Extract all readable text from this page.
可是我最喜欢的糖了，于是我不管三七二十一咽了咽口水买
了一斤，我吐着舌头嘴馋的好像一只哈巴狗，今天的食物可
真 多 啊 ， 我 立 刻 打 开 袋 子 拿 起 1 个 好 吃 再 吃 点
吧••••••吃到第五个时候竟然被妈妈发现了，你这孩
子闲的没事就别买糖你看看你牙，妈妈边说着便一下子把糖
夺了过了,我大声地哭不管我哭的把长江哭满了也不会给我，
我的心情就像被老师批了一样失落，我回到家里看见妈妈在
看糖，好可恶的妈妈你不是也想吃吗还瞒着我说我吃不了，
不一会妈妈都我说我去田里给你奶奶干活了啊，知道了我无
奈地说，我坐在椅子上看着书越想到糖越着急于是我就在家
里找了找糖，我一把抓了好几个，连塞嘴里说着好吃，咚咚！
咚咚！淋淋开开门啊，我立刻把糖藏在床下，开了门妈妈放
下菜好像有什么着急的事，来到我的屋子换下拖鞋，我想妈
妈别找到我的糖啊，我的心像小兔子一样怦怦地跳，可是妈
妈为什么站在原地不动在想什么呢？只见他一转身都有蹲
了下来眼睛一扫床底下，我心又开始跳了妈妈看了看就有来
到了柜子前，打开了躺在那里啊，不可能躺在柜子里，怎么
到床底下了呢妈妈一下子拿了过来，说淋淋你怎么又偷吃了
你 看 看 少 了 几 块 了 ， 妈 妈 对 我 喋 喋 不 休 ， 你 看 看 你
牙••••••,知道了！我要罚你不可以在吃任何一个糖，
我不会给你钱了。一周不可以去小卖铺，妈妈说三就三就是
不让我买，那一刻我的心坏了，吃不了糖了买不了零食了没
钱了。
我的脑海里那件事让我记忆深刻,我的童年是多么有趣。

What the task requires. Set down the listing in full, keeping every word exactly as it is.

Written solution.
Extract all readable text from this page.
可是我最喜欢的糖了，于是我不管三七二十一咽了咽口水买
了一斤，我吐着舌头嘴馋的好像一只哈巴狗，今天的食物可
真 多 啊 ， 我 立 刻 打 开 袋 子 拿 起 1 个 好 吃 再 吃 点
吧••••••吃到第五个时候竟然被妈妈发现了，你这孩
子闲的没事就别买糖你看看你牙，妈妈边说着便一下子把糖
夺了过了,我大声地哭不管我哭的把长江哭满了也不会给我，
我的心情就像被老师批了一样失落，我回到家里看见妈妈在
看糖，好可恶的妈妈你不是也想吃吗还瞒着我说我吃不了，
不一会妈妈都我说我去田里给你奶奶干活了啊，知道了我无
奈地说，我坐在椅子上看着书越想到糖越着急于是我就在家
里找了找糖，我一把抓了好几个，连塞嘴里说着好吃，咚咚！
咚咚！淋淋开开门啊，我立刻把糖藏在床下，开了门妈妈放
下菜好像有什么着急的事，来到我的屋子换下拖鞋，我想妈
妈别找到我的糖啊，我的心像小兔子一样怦怦地跳，可是妈
妈为什么站在原地不动在想什么呢？只见他一转身都有蹲
了下来眼睛一扫床底下，我心又开始跳了妈妈看了看就有来
到了柜子前，打开了躺在那里啊，不可能躺在柜子里，怎么
到床底下了呢妈妈一下子拿了过来，说淋淋你怎么又偷吃了
你 看 看 少 了 几 块 了 ， 妈 妈 对 我 喋 喋 不 休 ， 你 看 看 你
牙••••••,知道了！我要罚你不可以在吃任何一个糖，
我不会给你钱了。一周不可以去小卖铺，妈妈说三就三就是
不让我买，那一刻我的心坏了，吃不了糖了买不了零食了没
钱了。
我的脑海里那件事让我记忆深刻,我的童年是多么有趣。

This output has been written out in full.